### TEXT EXTRACT

A time series can be converted into its frequency components with the mathematical tool known as the Fourier transform. As we are dealing with sampled data, we must use the discrete version. The common algorithm for computing discrete transforms in the fast Fourier transform, usually abbreviated FFT.

The **output of a FFT can be thought of as a representation of all the frequency components of your data**. In some sense it is a histogram with each “frequency bin” corresponding to a particular frequency in your signal. 

In [None]:
# here is a simple example to illustrate FFT
import numpy as np
import matplotlib.pyplot as plt
import scipy.fftpack

In [None]:
# the data
N = 600
T = 1.0 / 800.0

x = np.linspace(0.0, N*T, N)
y = np.sin(50.0 * 2.0 * np.pi * x) + 0.5*np.sin(80.0 * 2.0 * np.pi * x)

plt.plot(x, y)
plt.title("The data");

In [None]:
y.mean()

In [None]:
# FFT of the data
# (usually, you subtract the mean before performing FFT...)
yf = scipy.fftpack.fft(y)
xf = np.linspace(0.0, 1.0/(2.0*T), N//2)

fig, ax = plt.subplots()
ax.plot(xf, 2.0/N * np.abs(yf[:N//2]))
plt.title("FFT of the data")
plt.show();

(In words, explain how the FFT plot relates to the plot of the data.)

## Interactivity in visualizations

While it is possible to include additional axes of data using color, thickness, texture, etc., it can be beneficial to use interactivity for this purpose.
* Gives the end user control, gets them engaged with the data.
* Allows for the base graph to be less cluttered and send a clearer message.
* "Feels" impressive. Interactive graphs make you feel like there's a vast amount of data which you're tapping into.

Most web-deployed interactive plots (or dashboards, as people like to call them) run on D3. You give these tools a large data source server-side, and the JavaScript can rapidly render the desired slice of the data. For polished tools, look at Bokeh server, `Pyxley`, or `highcharts`. 

Even in exploratory visualization, interactivity can enable you (or your team!) to more quickly identify important characteristics of your data and ascertain relationships between features. `Altair` is an easy-to-use Python package that enables a broad range of interactivity in just a few lines of code. It is an ideal candidate for interactivity in exploratory visualizations and still powerful enough for more polished visualizations as well.

In [None]:
import altair as alt

Let's start by making a simple scatter plot -- we'll add interactivity in the next step.

Once again we'll use the `tips` DataFrame. We'll tell Altair to make **point**  marks, and give it an **encoding** specifying which feature should be shown in each axis, as well as which feature should control the color of the points.

### EXTRACTED RECORDS
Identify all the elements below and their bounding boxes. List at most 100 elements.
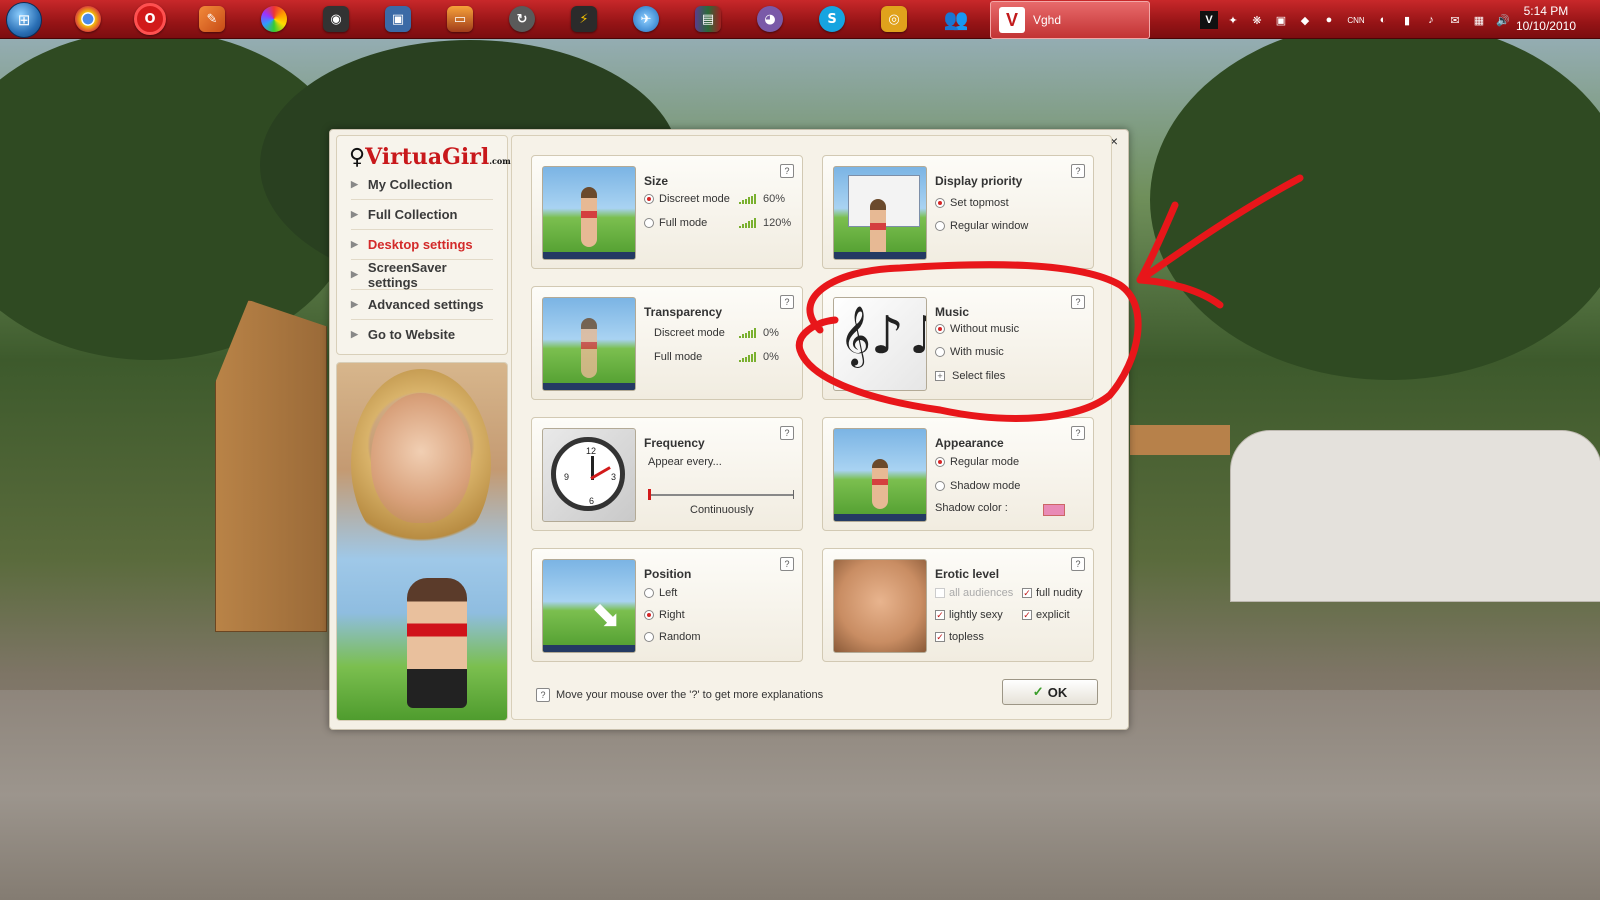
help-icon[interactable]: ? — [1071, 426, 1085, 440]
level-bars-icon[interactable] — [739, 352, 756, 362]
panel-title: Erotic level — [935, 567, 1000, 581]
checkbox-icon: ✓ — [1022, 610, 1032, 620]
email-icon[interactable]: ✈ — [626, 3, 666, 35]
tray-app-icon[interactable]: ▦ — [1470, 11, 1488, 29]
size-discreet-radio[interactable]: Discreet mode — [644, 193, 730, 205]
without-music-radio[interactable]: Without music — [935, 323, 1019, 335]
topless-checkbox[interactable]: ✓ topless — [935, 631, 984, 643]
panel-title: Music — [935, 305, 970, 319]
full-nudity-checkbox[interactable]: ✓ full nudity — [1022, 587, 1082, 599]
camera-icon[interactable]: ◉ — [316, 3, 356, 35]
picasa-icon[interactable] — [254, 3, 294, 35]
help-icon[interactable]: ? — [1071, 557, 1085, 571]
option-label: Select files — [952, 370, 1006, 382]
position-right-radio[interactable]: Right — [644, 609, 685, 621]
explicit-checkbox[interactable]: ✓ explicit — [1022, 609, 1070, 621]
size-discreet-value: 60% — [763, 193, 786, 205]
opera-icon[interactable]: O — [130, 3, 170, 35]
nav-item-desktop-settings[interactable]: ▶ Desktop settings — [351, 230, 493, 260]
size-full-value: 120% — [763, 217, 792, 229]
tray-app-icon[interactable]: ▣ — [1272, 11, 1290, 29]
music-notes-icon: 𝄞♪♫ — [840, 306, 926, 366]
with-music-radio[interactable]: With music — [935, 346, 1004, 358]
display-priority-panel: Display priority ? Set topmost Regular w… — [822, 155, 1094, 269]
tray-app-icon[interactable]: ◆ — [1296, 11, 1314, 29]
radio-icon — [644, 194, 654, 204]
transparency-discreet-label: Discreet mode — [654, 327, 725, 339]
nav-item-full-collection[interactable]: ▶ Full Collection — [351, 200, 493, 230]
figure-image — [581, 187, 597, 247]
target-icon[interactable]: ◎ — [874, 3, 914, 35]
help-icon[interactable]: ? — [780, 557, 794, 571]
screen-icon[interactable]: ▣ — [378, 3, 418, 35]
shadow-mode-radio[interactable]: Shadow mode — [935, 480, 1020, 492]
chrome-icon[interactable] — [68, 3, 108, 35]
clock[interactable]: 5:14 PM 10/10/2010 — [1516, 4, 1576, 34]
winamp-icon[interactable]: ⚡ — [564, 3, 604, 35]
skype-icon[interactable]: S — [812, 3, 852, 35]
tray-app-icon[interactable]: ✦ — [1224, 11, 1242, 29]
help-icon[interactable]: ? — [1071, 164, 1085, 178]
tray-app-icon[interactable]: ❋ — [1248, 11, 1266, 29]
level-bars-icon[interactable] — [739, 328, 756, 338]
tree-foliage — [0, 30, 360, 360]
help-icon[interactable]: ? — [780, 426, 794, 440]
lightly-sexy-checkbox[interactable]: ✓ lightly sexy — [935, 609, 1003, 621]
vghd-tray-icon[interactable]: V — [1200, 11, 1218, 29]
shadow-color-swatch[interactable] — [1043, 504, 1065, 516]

### TASKS AND EXERCISES
a: In the FFT and visualization tutorial, what is the usual abbreviation for the fast Fourier transform?
b: Render this sentence from the FFT and visualization tutorial in Spanish: "Most web-deployed interactive plots (or dashboards, as people like to call them) run on D3."
c: Carry the FFT and visualization tutorial forward from its final sentence.

### RESPONSES BY TASK
a: FFT

b: La mayoría de los gráficos interactivos desplegados en la web (o paneles, como a la gente le gusta llamarlos) se ejecutan sobre D3.

c:
### The `Chart()` object

The primary class used in Altair is `Chart()`, upon which marks, encodings, and interactivity can be applied.

Note that in Altair, calling a method on a `Chart` object returns another `Chart` object, meaning that methods can be "chained" together.

In [None]:
scatter=alt.Chart(tips).mark_point().encode(
    x='total_bill',
    y='tip',
    color='smoker'
)

scatter

In general, creating a chart in Altair involves the following steps:
   * specify a data source (a pandas DataFrame)
   * choose a type of mark (e.g. lines, points)
   * specify an *encoding* (set axes, visual cues)
   * define interactivity
   
   
We've done the first three steps already. We can add some basic pan/zoom interactivity to Altair by adding `.interactive()` to our chart. 

Altair really begins to shine when we combine multiple, interactive views of our data. Let's add a histogram for the `size` column, and add a `selection` to it so that we can get conditional scatter plots based on the value of size.

We're using a `selection_multi()` instance in Altair, so we can select multiple values in the histogram with `Shift+Click`. We initialize the selection with the argument `encodings=['x']` , which tells Altair that the selections should refer only to the `x` value of the selected entries.

* Multiple charts can be displayed using `chart1 & chart2` (vertical) or `chart1 | chart2` (horizontal)

In [None]:
size_selector = alt.selection_multi(encodings=['x'])


scatter = alt.Chart(tips, width=500).mark_point().encode(
    x="total_bill",
    y="tip",
    #selected sizes are colored according to the "smoker" column, others are rendered in white
    color = alt.condition( size_selector , "smoker", alt.value("white"))
)
    

size_hist = alt.Chart(tips, width=500, height=200).mark_bar().encode(
    x = "size:N",
    y = "count()",
    color = alt.condition(size_selector, alt.value("blue"), alt.value("lightgray"))
).add_selection(size_selector)

scatter & size_hist

We can combine multiple selections and bindings to get even more powerful interactions!

Below, we've added selection tools to the scatter plot as well, and the size histogram is altered to only consider points lying in the selection.

 * Note the use of `transform_filter` in the specification of `size_hist`, which tells Altair to only include points in the selection.

In [None]:
size_selector = alt.selection_multi(encodings=['x'], empty='all')
scatter_selector = alt.selection(type='interval', encodings=['x','y'], empty='all')


scatter = alt.Chart(tips, width = 500).mark_point().encode(
    x = "total_bill",
    y = "tip",
    color = alt.condition(size_selector | scatter_selector, "smoker", alt.value("white"))
).add_selection(scatter_selector)
    
size_hist = alt.Chart(tips, width=500, height=200).mark_bar().encode(
    x = "size:N",
    y = "count()",
    color = alt.condition(size_selector , alt.value("blue"), alt.value("lightgray"))
).transform_filter(
    scatter_selector
).add_selection(size_selector)

scatter & size_hist

### Line Plot

For a given stock (Google, in this example), let's say we want to visualize changes in opening price, closing price, daily high/low prices, and trade volume over time. We can use Altair to create an interactive line plot that allows us to select which feature to plot as the y-value.

In [None]:
import pandas as pd
import numpy as np
import ujson as json
import altair as alt

In [None]:
with open('small_data/goog.json') as raw_f:
    raw_data = raw_f.read()
    json_data = json.loads(raw_data)
    
df = pd.DataFrame(json_data['data'], columns=json_data['column_names'])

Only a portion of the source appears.